-- start of ENTRIES SUPPLIED --

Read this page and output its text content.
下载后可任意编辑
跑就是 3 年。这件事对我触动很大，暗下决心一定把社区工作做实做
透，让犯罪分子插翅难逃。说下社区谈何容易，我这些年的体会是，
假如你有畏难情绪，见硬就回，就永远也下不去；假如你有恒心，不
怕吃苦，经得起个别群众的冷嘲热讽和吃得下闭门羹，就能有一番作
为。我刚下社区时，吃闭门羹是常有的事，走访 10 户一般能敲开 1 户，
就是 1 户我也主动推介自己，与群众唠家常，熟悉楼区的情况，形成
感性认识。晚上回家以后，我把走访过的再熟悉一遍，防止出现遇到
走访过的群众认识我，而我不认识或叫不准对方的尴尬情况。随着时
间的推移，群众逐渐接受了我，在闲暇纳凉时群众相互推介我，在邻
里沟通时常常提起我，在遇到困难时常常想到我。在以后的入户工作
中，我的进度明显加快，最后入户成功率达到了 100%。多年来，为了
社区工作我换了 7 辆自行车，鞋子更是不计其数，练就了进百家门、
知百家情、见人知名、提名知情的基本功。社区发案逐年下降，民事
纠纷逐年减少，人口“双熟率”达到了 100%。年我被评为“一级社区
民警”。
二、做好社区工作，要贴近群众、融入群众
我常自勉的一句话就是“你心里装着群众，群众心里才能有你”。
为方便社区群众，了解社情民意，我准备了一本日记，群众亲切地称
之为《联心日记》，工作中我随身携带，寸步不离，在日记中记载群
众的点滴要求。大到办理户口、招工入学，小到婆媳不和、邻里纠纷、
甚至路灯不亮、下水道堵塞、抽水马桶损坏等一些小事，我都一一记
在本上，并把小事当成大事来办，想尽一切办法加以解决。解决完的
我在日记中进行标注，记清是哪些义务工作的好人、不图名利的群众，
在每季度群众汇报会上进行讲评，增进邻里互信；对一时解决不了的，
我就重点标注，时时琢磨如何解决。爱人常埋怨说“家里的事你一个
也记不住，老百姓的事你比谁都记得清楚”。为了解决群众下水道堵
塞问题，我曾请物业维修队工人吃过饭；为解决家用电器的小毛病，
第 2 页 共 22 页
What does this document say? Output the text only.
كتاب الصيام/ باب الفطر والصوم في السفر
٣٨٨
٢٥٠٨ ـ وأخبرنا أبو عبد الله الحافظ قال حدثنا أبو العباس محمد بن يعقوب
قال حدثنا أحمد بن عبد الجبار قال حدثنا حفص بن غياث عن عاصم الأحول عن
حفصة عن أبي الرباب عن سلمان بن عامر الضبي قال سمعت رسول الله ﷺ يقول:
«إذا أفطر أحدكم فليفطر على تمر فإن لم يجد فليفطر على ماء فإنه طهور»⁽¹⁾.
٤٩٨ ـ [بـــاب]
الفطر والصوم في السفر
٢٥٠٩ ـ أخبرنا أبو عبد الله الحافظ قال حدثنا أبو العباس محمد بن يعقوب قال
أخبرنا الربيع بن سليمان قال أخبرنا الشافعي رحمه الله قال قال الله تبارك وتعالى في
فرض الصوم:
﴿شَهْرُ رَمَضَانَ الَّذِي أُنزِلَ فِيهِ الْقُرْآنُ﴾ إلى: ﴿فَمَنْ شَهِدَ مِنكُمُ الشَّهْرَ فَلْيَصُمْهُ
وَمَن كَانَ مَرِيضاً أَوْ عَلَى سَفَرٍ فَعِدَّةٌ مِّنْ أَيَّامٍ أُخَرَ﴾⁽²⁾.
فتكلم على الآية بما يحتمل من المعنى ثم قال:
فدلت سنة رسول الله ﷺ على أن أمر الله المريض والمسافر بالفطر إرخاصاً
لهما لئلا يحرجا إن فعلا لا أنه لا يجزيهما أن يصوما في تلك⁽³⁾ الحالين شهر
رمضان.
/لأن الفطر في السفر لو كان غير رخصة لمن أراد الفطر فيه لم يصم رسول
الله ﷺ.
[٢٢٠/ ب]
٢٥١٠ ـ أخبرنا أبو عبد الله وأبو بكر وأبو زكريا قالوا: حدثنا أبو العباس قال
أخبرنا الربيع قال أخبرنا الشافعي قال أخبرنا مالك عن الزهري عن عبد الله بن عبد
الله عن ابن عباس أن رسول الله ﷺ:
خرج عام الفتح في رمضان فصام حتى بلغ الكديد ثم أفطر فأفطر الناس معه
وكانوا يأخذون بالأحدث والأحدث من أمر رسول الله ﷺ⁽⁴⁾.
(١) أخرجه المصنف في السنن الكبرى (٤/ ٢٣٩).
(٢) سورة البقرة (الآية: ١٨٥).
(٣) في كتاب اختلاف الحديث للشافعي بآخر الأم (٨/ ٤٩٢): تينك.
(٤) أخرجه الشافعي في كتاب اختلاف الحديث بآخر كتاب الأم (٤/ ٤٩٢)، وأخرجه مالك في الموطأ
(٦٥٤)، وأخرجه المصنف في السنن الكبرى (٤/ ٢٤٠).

-- end of ENTRIES SUPPLIED --

Retype the listing. Match it exactly.

- [EXERCISE SOLUTION]:
Read this page and output its text content.
下载后可任意编辑
跑就是 3 年。这件事对我触动很大，暗下决心一定把社区工作做实做
透，让犯罪分子插翅难逃。说下社区谈何容易，我这些年的体会是，
假如你有畏难情绪，见硬就回，就永远也下不去；假如你有恒心，不
怕吃苦，经得起个别群众的冷嘲热讽和吃得下闭门羹，就能有一番作
为。我刚下社区时，吃闭门羹是常有的事，走访 10 户一般能敲开 1 户，
就是 1 户我也主动推介自己，与群众唠家常，熟悉楼区的情况，形成
感性认识。晚上回家以后，我把走访过的再熟悉一遍，防止出现遇到
走访过的群众认识我，而我不认识或叫不准对方的尴尬情况。随着时
间的推移，群众逐渐接受了我，在闲暇纳凉时群众相互推介我，在邻
里沟通时常常提起我，在遇到困难时常常想到我。在以后的入户工作
中，我的进度明显加快，最后入户成功率达到了 100%。多年来，为了
社区工作我换了 7 辆自行车，鞋子更是不计其数，练就了进百家门、
知百家情、见人知名、提名知情的基本功。社区发案逐年下降，民事
纠纷逐年减少，人口“双熟率”达到了 100%。年我被评为“一级社区
民警”。
二、做好社区工作，要贴近群众、融入群众
我常自勉的一句话就是“你心里装着群众，群众心里才能有你”。
为方便社区群众，了解社情民意，我准备了一本日记，群众亲切地称
之为《联心日记》，工作中我随身携带，寸步不离，在日记中记载群
众的点滴要求。大到办理户口、招工入学，小到婆媳不和、邻里纠纷、
甚至路灯不亮、下水道堵塞、抽水马桶损坏等一些小事，我都一一记
在本上，并把小事当成大事来办，想尽一切办法加以解决。解决完的
我在日记中进行标注，记清是哪些义务工作的好人、不图名利的群众，
在每季度群众汇报会上进行讲评，增进邻里互信；对一时解决不了的，
我就重点标注，时时琢磨如何解决。爱人常埋怨说“家里的事你一个
也记不住，老百姓的事你比谁都记得清楚”。为了解决群众下水道堵
塞问题，我曾请物业维修队工人吃过饭；为解决家用电器的小毛病，
第 2 页 共 22 页
What does this document say? Output the text only.
كتاب الصيام/ باب الفطر والصوم في السفر
٣٨٨
٢٥٠٨ ـ وأخبرنا أبو عبد الله الحافظ قال حدثنا أبو العباس محمد بن يعقوب
قال حدثنا أحمد بن عبد الجبار قال حدثنا حفص بن غياث عن عاصم الأحول عن
حفصة عن أبي الرباب عن سلمان بن عامر الضبي قال سمعت رسول الله ﷺ يقول:
«إذا أفطر أحدكم فليفطر على تمر فإن لم يجد فليفطر على ماء فإنه طهور»⁽¹⁾.
٤٩٨ ـ [بـــاب]
الفطر والصوم في السفر
٢٥٠٩ ـ أخبرنا أبو عبد الله الحافظ قال حدثنا أبو العباس محمد بن يعقوب قال
أخبرنا الربيع بن سليمان قال أخبرنا الشافعي رحمه الله قال قال الله تبارك وتعالى في
فرض الصوم:
﴿شَهْرُ رَمَضَانَ الَّذِي أُنزِلَ فِيهِ الْقُرْآنُ﴾ إلى: ﴿فَمَنْ شَهِدَ مِنكُمُ الشَّهْرَ فَلْيَصُمْهُ
وَمَن كَانَ مَرِيضاً أَوْ عَلَى سَفَرٍ فَعِدَّةٌ مِّنْ أَيَّامٍ أُخَرَ﴾⁽²⁾.
فتكلم على الآية بما يحتمل من المعنى ثم قال:
فدلت سنة رسول الله ﷺ على أن أمر الله المريض والمسافر بالفطر إرخاصاً
لهما لئلا يحرجا إن فعلا لا أنه لا يجزيهما أن يصوما في تلك⁽³⁾ الحالين شهر
رمضان.
/لأن الفطر في السفر لو كان غير رخصة لمن أراد الفطر فيه لم يصم رسول
الله ﷺ.
[٢٢٠/ ب]
٢٥١٠ ـ أخبرنا أبو عبد الله وأبو بكر وأبو زكريا قالوا: حدثنا أبو العباس قال
أخبرنا الربيع قال أخبرنا الشافعي قال أخبرنا مالك عن الزهري عن عبد الله بن عبد
الله عن ابن عباس أن رسول الله ﷺ:
خرج عام الفتح في رمضان فصام حتى بلغ الكديد ثم أفطر فأفطر الناس معه
وكانوا يأخذون بالأحدث والأحدث من أمر رسول الله ﷺ⁽⁴⁾.
(١) أخرجه المصنف في السنن الكبرى (٤/ ٢٣٩).
(٢) سورة البقرة (الآية: ١٨٥).
(٣) في كتاب اختلاف الحديث للشافعي بآخر الأم (٨/ ٤٩٢): تينك.
(٤) أخرجه الشافعي في كتاب اختلاف الحديث بآخر كتاب الأم (٤/ ٤٩٢)، وأخرجه مالك في الموطأ
(٦٥٤)، وأخرجه المصنف في السنن الكبرى (٤/ ٢٤٠).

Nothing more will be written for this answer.